* BEGIN MATERIAL FOR THE TASK *

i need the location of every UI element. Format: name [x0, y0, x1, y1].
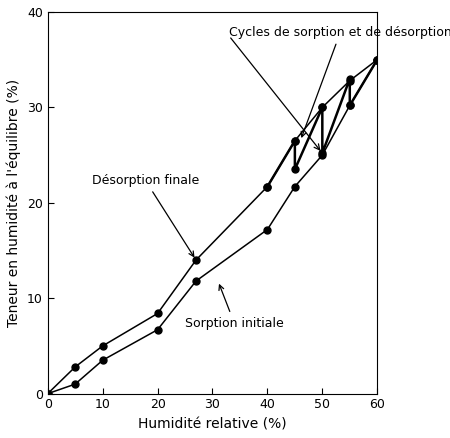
- Text: Cycles de sorption et de désorption: Cycles de sorption et de désorption: [229, 26, 450, 137]
- X-axis label: Humidité relative (%): Humidité relative (%): [138, 417, 287, 431]
- Text: Désorption finale: Désorption finale: [92, 174, 199, 257]
- Text: Sorption initiale: Sorption initiale: [185, 285, 284, 330]
- Y-axis label: Teneur en humidité à l'équilibre (%): Teneur en humidité à l'équilibre (%): [7, 79, 22, 327]
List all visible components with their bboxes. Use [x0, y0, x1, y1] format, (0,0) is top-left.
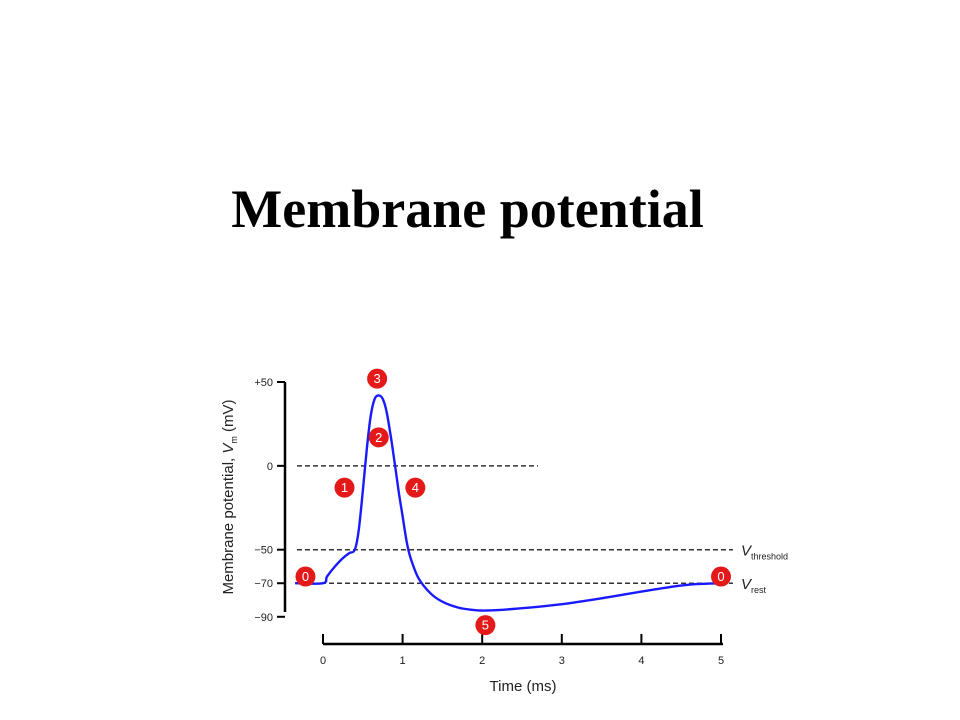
phase-marker-label: 0: [717, 569, 724, 584]
reference-label-var: V: [741, 543, 753, 560]
phase-marker-label: 0: [302, 569, 309, 584]
phase-marker: 5: [475, 615, 496, 636]
phase-marker: 4: [405, 477, 426, 498]
x-tick-label: 2: [479, 655, 485, 667]
x-tick-label: 0: [320, 655, 326, 667]
x-tick-label: 1: [400, 655, 406, 667]
phase-marker: 0: [295, 566, 316, 587]
x-tick-label: 3: [559, 655, 565, 667]
phase-marker: 0: [711, 566, 731, 587]
y-axis-label: Membrane potential, Vm (mV): [220, 399, 239, 594]
phase-marker: 3: [367, 368, 388, 389]
y-tick-label: −50: [254, 545, 273, 557]
y-tick-label: −90: [254, 612, 273, 624]
x-tick-label: 5: [718, 655, 724, 667]
reference-line-label: Vthreshold: [741, 543, 788, 562]
reference-label-sub: threshold: [751, 552, 788, 562]
reference-label-sub: rest: [751, 585, 767, 595]
reference-line-label: Vrest: [741, 576, 767, 595]
x-tick-label: 4: [638, 655, 644, 667]
y-axis-label-main: Membrane potential,: [220, 454, 237, 595]
y-tick-label: −70: [254, 578, 273, 590]
phase-marker-label: 3: [374, 371, 381, 386]
y-axis-label-var: V: [220, 442, 237, 454]
phase-marker-circle: [334, 477, 355, 498]
phase-marker: 1: [334, 477, 355, 498]
phase-marker: 2: [368, 427, 389, 448]
phase-marker-circle: [405, 477, 426, 498]
x-axis-label: Time (ms): [490, 678, 557, 695]
phase-markers: 0 1 2 3 4 5 0: [295, 368, 731, 636]
y-tick-label: 0: [267, 461, 273, 473]
tick-labels: +50 0 −50 −70 −90 0 1 2 3 4 5: [254, 377, 724, 667]
phase-marker-label: 4: [412, 480, 419, 495]
slide-title: Membrane potential: [231, 179, 704, 239]
y-axis-label-sub: m: [229, 436, 239, 444]
y-tick-label: +50: [254, 377, 273, 389]
phase-marker-circle: [295, 566, 316, 587]
phase-marker-circle: [475, 615, 496, 636]
axes: [283, 382, 723, 646]
series-layer: [295, 394, 722, 612]
phase-marker-label: 1: [341, 480, 348, 495]
phase-marker-circle: [368, 427, 389, 448]
phase-marker-circle: [711, 566, 731, 587]
membrane-potential-curve: [295, 394, 722, 612]
reference-label-var: V: [741, 576, 753, 593]
phase-marker-circle: [367, 368, 388, 389]
phase-marker-label: 5: [482, 618, 489, 633]
phase-marker-label: 2: [375, 430, 382, 445]
y-axis-label-unit: (mV): [220, 399, 237, 436]
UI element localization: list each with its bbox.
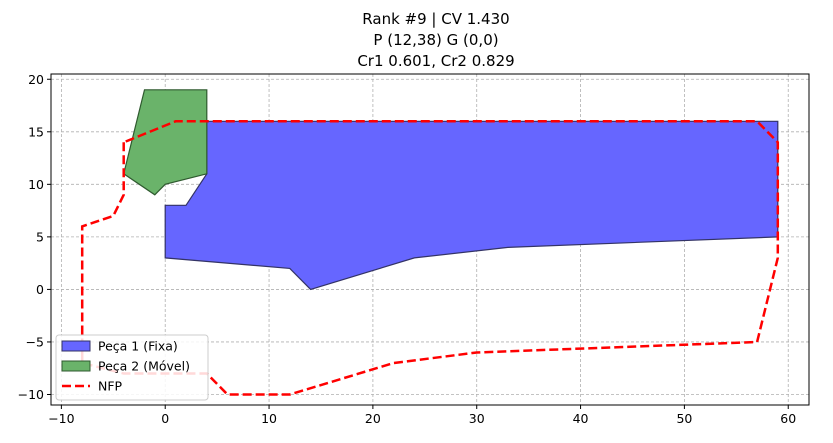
y-tick-label: −5 bbox=[26, 334, 44, 349]
chart-title-line-3: Cr1 0.601, Cr2 0.829 bbox=[357, 52, 514, 70]
y-tick-label: 10 bbox=[28, 177, 44, 192]
legend-label: Peça 2 (Móvel) bbox=[98, 359, 190, 374]
x-tick-label: 50 bbox=[676, 411, 692, 426]
legend: Peça 1 (Fixa) Peça 2 (Móvel) NFP bbox=[56, 335, 208, 400]
y-tick-label: 15 bbox=[28, 124, 44, 139]
series-fixed-piece-polygon bbox=[165, 121, 778, 289]
legend-swatch bbox=[62, 361, 90, 371]
legend-swatch bbox=[62, 341, 90, 351]
x-tick-label: −10 bbox=[48, 411, 74, 426]
y-tick-label: 20 bbox=[28, 72, 44, 87]
chart-title-line-2: P (12,38) G (0,0) bbox=[373, 31, 498, 49]
x-tick-label: 40 bbox=[573, 411, 589, 426]
legend-label: Peça 1 (Fixa) bbox=[98, 339, 178, 354]
x-tick-label: 10 bbox=[261, 411, 277, 426]
x-tick-label: 0 bbox=[161, 411, 169, 426]
chart-title: Rank #9 | CV 1.430 P (12,38) G (0,0) Cr1… bbox=[357, 10, 514, 70]
series-moving-piece-polygon bbox=[124, 90, 207, 195]
chart-title-line-1: Rank #9 | CV 1.430 bbox=[362, 10, 509, 28]
y-tick-label: 5 bbox=[36, 229, 44, 244]
x-tick-label: 60 bbox=[780, 411, 796, 426]
y-tick-label: −10 bbox=[18, 387, 44, 402]
legend-label: NFP bbox=[98, 379, 123, 394]
y-tick-label: 0 bbox=[36, 282, 44, 297]
x-tick-label: 20 bbox=[365, 411, 381, 426]
x-tick-label: 30 bbox=[469, 411, 485, 426]
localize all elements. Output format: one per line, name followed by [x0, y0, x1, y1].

* END MATERIAL FOR THE TASK *

GIVEN INSTRUCTION: Set out every line of the records above as a numbered list, skipping blank lines and leaving the pictures out.

EXPECTED ANSWER:
1. i need the location of every UI element. Format: name [x0, y0, x1, y1].
2. - Text: Cycles de sorption et de désorption: Cycles de sorption et de désorption: [229, 26, 450, 137]
3. - X-axis label: Humidité relative (%): Humidité relative (%): [138, 417, 287, 431]
4. - Text: Désorption finale: Désorption finale: [92, 174, 199, 257]
5. - Text: Sorption initiale: Sorption initiale: [185, 285, 284, 330]
6. - Y-axis label: Teneur en humidité à l'équilibre (%): Teneur en humidité à l'équilibre (%): [7, 79, 22, 327]
7. List all visible components with their bboxes. Use [x0, y0, x1, y1] format, (0,0) is top-left.
8. phase-marker-label: 0: [717, 569, 724, 584]
9. reference-label-var: V: [741, 543, 753, 560]
10. phase-marker-label: 0: [302, 569, 309, 584]
11. phase-marker: 5: [475, 615, 496, 636]
12. phase-marker: 4: [405, 477, 426, 498]
13. x-tick-label: 2: [479, 655, 485, 667]
14. x-tick-label: 0: [320, 655, 326, 667]
15. x-tick-label: 1: [400, 655, 406, 667]
16. phase-marker: 0: [295, 566, 316, 587]
17. x-tick-label: 3: [559, 655, 565, 667]
18. phase-marker: 0: [711, 566, 731, 587]
19. y-axis-label: Membrane potential, Vm (mV): [220, 399, 239, 594]
20. phase-marker: 3: [367, 368, 388, 389]
21. y-tick-label: −50: [254, 545, 273, 557]
22. y-tick-label: −90: [254, 612, 273, 624]
23. x-tick-label: 5: [718, 655, 724, 667]
24. reference-line-label: Vthreshold: [741, 543, 788, 562]
25. reference-label-sub: threshold: [751, 552, 788, 562]
26. reference-label-sub: rest: [751, 585, 767, 595]
27. reference-line-label: Vrest: [741, 576, 767, 595]
28. x-tick-label: 4: [638, 655, 644, 667]
29. y-axis-label-main: Membrane potential,: [220, 454, 237, 595]
30. y-tick-label: −70: [254, 578, 273, 590]
31. phase-marker-label: 3: [374, 371, 381, 386]
32. y-axis-label-var: V: [220, 442, 237, 454]
33. phase-marker-circle: [334, 477, 355, 498]
34. phase-marker: 1: [334, 477, 355, 498]
35. phase-marker: 2: [368, 427, 389, 448]
36. phase-marker-circle: [405, 477, 426, 498]
37. x-axis-label: Time (ms): [490, 678, 557, 695]
38. phase-markers: 0 1 2 3 4 5 0: [295, 368, 731, 636]
39. y-tick-label: 0: [267, 461, 273, 473]
40. tick-labels: +50 0 −50 −70 −90 0 1 2 3 4 5: [254, 377, 724, 667]
41. phase-marker-label: 4: [412, 480, 419, 495]
42. slide-title: Membrane potential: [231, 179, 704, 239]
43. y-axis-label-sub: m: [229, 436, 239, 444]
44. y-tick-label: +50: [254, 377, 273, 389]
45. phase-marker-circle: [295, 566, 316, 587]
46. phase-marker-circle: [475, 615, 496, 636]
47. axes: [283, 382, 723, 646]
48. series-layer: [295, 394, 722, 612]
49. phase-marker-label: 1: [341, 480, 348, 495]
50. phase-marker-circle: [368, 427, 389, 448]
51. phase-marker-circle: [711, 566, 731, 587]
52. membrane-potential-curve: [295, 394, 722, 612]
53. reference-label-var: V: [741, 576, 753, 593]
54. phase-marker-circle: [367, 368, 388, 389]
55. phase-marker-label: 5: [482, 618, 489, 633]
56. phase-marker-label: 2: [375, 430, 382, 445]
57. y-axis-label-unit: (mV): [220, 399, 237, 436]
58. UI element localization: list each with its bbox.
59. y-tick-label: −5 bbox=[26, 334, 44, 349]
60. chart-title-line-3: Cr1 0.601, Cr2 0.829 bbox=[357, 52, 514, 70]
61. y-tick-label: 10 bbox=[28, 177, 44, 192]
62. legend-label: Peça 2 (Móvel) bbox=[98, 359, 190, 374]
63. x-tick-label: 50 bbox=[676, 411, 692, 426]
64. legend: Peça 1 (Fixa) Peça 2 (Móvel) NFP bbox=[56, 335, 208, 400]
65. y-tick-label: 15 bbox=[28, 124, 44, 139]
66. series-fixed-piece-polygon bbox=[165, 121, 778, 289]
67. legend-swatch bbox=[62, 361, 90, 371]
68. legend-swatch bbox=[62, 341, 90, 351]
69. x-tick-label: −10 bbox=[48, 411, 74, 426]
70. y-tick-label: 20 bbox=[28, 72, 44, 87]
71. chart-title-line-2: P (12,38) G (0,0) bbox=[373, 31, 498, 49]
72. x-tick-label: 40 bbox=[573, 411, 589, 426]
73. legend-label: Peça 1 (Fixa) bbox=[98, 339, 178, 354]
74. x-tick-label: 10 bbox=[261, 411, 277, 426]
75. x-tick-label: 0 bbox=[161, 411, 169, 426]
76. chart-title: Rank #9 | CV 1.430 P (12,38) G (0,0) Cr1… bbox=[357, 10, 514, 70]
77. series-moving-piece-polygon bbox=[124, 90, 207, 195]
78. chart-title-line-1: Rank #9 | CV 1.430 bbox=[362, 10, 509, 28]
79. y-tick-label: 5 bbox=[36, 229, 44, 244]
80. x-tick-label: 60 bbox=[780, 411, 796, 426]
81. y-tick-label: −10 bbox=[18, 387, 44, 402]
82. legend-label: NFP bbox=[98, 379, 123, 394]
83. y-tick-label: 0 bbox=[36, 282, 44, 297]
84. x-tick-label: 20 bbox=[365, 411, 381, 426]
85. x-tick-label: 30 bbox=[469, 411, 485, 426]
86. localize all elements. Output format: one per line, name followed by [x0, y0, x1, y1].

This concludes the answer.